** Task requirements **
In the listing that follows, count each line where the word "ffffff" appears; write nothing but the count.
* start *
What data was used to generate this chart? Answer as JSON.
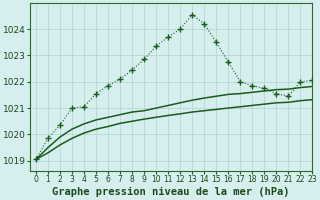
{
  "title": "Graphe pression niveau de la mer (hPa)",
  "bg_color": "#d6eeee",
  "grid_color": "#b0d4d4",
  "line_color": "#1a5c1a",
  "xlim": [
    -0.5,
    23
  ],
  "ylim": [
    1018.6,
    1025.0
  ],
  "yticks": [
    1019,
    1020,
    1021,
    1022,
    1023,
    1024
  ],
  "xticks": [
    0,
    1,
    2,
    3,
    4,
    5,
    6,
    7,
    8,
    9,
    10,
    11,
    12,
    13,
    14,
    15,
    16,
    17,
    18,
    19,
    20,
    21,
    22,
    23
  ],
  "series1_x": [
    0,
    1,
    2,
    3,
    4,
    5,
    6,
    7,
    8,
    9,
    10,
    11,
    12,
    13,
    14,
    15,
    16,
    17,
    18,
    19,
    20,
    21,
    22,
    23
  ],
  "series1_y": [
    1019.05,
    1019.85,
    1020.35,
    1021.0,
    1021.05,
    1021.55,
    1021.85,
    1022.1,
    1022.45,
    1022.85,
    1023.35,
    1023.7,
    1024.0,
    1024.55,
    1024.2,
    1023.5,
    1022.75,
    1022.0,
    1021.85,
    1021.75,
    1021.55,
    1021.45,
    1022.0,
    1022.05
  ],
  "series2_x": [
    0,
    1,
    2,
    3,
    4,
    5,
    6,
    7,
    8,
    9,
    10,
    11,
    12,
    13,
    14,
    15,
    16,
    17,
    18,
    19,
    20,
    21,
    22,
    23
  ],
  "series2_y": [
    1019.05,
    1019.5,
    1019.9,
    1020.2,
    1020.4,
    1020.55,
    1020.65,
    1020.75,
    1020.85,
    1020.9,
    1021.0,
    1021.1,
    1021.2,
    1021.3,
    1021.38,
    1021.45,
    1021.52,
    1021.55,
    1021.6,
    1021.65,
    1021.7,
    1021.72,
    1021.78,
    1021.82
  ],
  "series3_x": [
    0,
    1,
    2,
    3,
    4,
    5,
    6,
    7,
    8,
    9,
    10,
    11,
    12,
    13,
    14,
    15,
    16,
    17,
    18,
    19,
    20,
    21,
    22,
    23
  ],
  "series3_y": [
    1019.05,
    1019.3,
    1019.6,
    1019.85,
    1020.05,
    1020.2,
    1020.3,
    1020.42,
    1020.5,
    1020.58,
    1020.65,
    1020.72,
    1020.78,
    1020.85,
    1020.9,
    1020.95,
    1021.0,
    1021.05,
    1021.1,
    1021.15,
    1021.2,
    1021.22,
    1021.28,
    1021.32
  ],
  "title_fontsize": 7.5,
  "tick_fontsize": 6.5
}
* end *
* start *
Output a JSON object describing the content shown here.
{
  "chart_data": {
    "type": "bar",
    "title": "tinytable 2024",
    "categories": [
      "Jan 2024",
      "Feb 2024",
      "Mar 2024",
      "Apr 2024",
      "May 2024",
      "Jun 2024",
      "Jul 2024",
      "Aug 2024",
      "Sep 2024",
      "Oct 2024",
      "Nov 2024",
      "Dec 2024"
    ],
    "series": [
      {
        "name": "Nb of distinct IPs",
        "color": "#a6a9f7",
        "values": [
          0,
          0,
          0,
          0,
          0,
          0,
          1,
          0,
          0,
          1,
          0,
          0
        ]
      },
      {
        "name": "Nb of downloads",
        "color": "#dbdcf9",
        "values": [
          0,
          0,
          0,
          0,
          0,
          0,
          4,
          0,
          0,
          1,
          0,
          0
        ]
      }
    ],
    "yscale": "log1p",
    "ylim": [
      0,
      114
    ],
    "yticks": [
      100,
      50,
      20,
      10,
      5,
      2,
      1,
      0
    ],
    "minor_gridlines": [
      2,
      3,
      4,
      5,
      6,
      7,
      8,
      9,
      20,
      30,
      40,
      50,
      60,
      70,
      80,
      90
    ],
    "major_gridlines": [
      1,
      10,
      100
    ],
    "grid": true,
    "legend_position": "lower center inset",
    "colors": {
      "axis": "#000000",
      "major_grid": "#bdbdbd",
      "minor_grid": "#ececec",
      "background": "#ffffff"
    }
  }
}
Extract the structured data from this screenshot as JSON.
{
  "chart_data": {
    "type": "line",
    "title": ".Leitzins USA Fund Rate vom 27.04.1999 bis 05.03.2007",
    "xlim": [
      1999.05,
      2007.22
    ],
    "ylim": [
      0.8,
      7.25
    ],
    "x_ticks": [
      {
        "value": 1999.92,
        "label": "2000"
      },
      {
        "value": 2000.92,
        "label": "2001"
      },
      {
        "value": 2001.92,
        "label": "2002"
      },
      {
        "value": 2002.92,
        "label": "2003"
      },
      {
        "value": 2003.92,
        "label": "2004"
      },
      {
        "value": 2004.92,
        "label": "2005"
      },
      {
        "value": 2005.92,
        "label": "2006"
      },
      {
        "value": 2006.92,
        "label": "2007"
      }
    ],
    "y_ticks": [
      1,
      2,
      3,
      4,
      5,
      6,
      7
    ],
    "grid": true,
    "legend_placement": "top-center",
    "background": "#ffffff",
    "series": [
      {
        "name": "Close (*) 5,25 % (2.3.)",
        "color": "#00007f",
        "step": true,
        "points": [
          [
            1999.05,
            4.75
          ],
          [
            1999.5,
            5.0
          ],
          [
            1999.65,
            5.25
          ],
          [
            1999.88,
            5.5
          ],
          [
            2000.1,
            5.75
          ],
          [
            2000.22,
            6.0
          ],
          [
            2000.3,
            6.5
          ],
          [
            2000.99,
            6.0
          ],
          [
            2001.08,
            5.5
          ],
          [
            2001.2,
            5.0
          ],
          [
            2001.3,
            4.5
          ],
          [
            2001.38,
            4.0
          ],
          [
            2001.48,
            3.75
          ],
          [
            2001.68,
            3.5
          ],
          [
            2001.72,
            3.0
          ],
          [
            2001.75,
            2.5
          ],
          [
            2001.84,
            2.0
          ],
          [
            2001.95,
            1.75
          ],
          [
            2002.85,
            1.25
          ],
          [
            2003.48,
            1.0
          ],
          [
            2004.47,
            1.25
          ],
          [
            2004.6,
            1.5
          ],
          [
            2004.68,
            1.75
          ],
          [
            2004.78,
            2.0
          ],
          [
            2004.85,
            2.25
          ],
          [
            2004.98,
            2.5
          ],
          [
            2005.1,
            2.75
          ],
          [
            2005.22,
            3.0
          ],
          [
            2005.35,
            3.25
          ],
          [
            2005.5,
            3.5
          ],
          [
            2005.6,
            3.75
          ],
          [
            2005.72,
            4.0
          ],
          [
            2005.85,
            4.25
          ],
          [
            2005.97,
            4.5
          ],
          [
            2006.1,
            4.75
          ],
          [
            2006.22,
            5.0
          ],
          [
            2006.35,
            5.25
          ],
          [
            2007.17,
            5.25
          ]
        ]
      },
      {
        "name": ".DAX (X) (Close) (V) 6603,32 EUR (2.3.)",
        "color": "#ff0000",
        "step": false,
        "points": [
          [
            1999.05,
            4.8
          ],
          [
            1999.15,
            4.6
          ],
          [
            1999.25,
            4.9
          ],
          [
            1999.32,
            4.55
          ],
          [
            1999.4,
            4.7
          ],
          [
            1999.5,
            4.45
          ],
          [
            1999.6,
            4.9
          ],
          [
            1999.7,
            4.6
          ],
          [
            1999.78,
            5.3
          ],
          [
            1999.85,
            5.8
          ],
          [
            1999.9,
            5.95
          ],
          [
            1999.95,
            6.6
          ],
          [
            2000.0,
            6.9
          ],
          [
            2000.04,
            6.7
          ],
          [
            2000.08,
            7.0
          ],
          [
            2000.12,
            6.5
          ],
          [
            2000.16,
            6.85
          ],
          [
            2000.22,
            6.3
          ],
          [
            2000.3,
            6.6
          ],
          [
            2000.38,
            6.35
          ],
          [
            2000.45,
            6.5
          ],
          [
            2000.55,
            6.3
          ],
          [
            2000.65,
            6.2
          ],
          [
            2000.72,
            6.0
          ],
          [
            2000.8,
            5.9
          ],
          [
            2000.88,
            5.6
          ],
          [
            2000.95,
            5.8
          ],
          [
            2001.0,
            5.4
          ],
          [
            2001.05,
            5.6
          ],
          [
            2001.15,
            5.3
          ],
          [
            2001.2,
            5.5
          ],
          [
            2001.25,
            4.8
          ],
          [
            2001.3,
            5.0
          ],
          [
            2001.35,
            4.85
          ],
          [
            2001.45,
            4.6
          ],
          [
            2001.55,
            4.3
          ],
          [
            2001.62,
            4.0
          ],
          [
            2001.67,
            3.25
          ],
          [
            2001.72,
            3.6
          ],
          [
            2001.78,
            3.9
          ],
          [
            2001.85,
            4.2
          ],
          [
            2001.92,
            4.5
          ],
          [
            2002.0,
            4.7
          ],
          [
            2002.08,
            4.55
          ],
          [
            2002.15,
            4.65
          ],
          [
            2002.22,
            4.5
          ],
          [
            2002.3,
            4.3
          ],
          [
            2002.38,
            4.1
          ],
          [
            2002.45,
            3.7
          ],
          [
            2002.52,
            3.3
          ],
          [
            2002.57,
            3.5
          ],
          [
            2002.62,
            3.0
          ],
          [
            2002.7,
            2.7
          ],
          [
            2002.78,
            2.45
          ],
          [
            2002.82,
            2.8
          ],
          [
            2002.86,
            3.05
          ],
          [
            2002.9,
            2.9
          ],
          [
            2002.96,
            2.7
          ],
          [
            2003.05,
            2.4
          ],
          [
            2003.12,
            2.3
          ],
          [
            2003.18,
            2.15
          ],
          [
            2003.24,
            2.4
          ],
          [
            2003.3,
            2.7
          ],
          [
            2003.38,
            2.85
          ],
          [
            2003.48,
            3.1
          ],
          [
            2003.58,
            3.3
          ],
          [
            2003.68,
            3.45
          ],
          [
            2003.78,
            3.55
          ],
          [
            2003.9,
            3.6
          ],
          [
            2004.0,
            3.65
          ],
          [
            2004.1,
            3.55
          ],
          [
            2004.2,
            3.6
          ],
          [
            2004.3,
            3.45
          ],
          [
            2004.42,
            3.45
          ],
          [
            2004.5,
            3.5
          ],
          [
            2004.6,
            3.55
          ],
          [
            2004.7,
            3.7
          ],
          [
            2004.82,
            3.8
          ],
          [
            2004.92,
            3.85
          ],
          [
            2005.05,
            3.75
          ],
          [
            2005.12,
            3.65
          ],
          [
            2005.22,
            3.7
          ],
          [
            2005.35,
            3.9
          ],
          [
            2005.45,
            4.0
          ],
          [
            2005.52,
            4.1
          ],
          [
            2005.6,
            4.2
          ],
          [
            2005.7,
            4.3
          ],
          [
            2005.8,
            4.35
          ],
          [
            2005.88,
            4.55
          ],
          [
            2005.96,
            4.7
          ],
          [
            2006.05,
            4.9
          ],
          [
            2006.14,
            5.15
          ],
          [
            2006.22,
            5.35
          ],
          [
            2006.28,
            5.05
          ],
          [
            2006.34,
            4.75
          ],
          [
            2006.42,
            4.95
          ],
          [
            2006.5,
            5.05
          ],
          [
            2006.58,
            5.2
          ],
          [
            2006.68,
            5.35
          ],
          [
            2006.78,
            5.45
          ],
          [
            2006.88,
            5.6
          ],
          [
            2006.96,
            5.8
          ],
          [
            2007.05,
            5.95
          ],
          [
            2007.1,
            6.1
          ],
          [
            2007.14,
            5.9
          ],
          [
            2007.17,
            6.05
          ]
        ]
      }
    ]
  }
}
* end *
* start *
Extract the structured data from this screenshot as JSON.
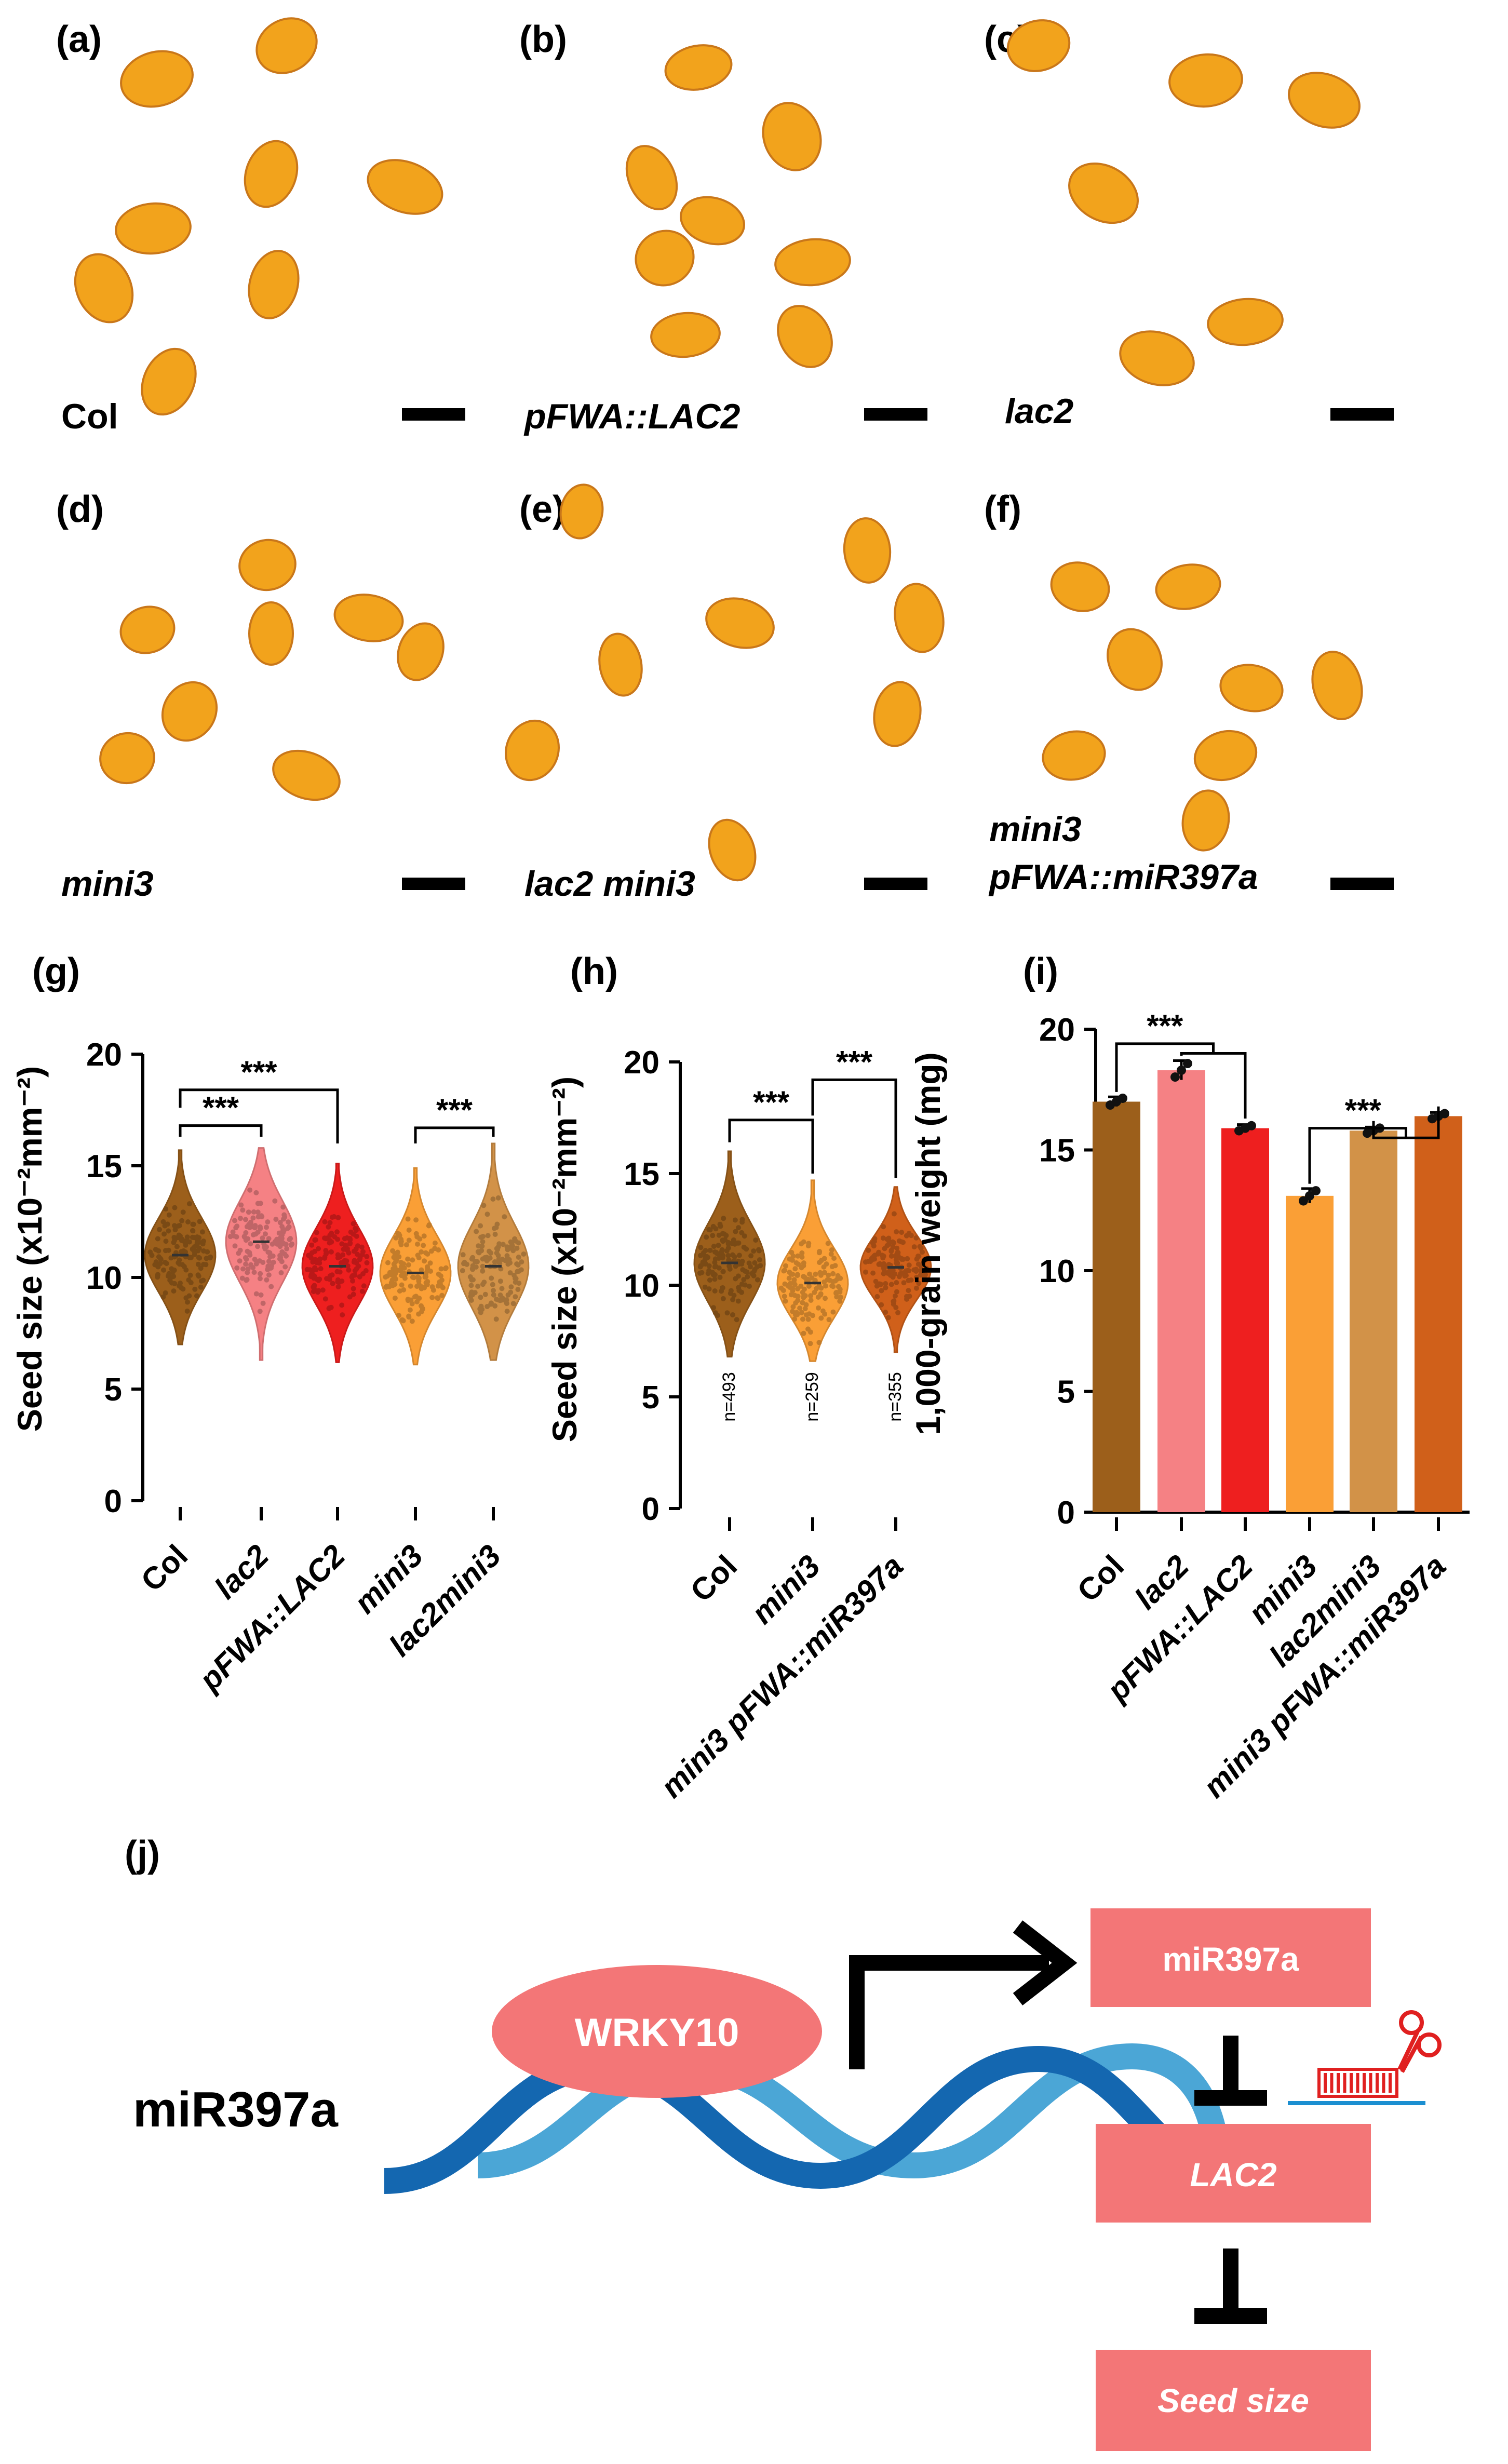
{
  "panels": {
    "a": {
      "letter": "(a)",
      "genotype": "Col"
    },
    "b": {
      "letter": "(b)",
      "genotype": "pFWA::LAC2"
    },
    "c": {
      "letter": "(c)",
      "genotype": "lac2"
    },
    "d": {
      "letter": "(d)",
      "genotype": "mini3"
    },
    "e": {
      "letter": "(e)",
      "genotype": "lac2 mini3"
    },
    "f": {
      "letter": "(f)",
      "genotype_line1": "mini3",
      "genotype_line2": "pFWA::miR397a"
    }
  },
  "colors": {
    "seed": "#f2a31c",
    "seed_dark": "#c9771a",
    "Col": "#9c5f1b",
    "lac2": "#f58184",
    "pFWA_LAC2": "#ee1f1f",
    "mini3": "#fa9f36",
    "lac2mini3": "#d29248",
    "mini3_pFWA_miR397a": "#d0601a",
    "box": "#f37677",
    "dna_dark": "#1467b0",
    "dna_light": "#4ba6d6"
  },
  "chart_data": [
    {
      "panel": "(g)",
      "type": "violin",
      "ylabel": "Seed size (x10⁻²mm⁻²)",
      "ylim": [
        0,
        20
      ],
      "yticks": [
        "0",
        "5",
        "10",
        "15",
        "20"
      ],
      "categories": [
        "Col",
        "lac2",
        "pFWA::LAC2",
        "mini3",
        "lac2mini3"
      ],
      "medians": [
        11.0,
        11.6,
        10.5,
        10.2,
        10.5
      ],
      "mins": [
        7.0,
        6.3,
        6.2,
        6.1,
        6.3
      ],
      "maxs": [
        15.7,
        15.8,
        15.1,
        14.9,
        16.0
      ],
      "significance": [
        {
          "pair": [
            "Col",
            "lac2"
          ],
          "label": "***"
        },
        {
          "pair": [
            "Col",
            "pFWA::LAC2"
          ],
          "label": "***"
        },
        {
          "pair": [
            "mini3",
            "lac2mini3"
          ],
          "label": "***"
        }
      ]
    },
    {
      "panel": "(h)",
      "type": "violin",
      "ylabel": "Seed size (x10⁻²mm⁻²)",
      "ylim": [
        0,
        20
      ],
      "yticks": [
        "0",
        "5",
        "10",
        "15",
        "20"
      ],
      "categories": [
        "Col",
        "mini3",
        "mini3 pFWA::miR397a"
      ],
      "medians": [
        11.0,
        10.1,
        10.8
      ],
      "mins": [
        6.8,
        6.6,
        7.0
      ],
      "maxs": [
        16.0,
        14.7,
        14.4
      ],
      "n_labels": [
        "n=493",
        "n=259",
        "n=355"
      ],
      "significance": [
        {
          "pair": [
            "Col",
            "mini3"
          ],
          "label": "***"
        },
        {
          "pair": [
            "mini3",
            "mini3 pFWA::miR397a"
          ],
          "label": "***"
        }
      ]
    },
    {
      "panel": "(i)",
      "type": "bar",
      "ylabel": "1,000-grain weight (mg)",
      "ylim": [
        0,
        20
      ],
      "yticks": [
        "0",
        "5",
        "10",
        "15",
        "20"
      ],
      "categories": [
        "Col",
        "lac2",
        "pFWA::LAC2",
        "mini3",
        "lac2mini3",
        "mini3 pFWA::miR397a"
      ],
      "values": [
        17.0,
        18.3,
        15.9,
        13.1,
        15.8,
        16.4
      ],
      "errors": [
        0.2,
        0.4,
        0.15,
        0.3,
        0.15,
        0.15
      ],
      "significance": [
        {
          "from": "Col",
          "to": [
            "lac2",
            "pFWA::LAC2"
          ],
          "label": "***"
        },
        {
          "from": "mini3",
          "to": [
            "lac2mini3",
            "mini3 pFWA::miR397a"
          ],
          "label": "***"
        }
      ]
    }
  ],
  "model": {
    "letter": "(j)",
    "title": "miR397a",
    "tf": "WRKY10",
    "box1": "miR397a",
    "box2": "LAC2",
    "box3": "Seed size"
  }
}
* end *
** Reply **
2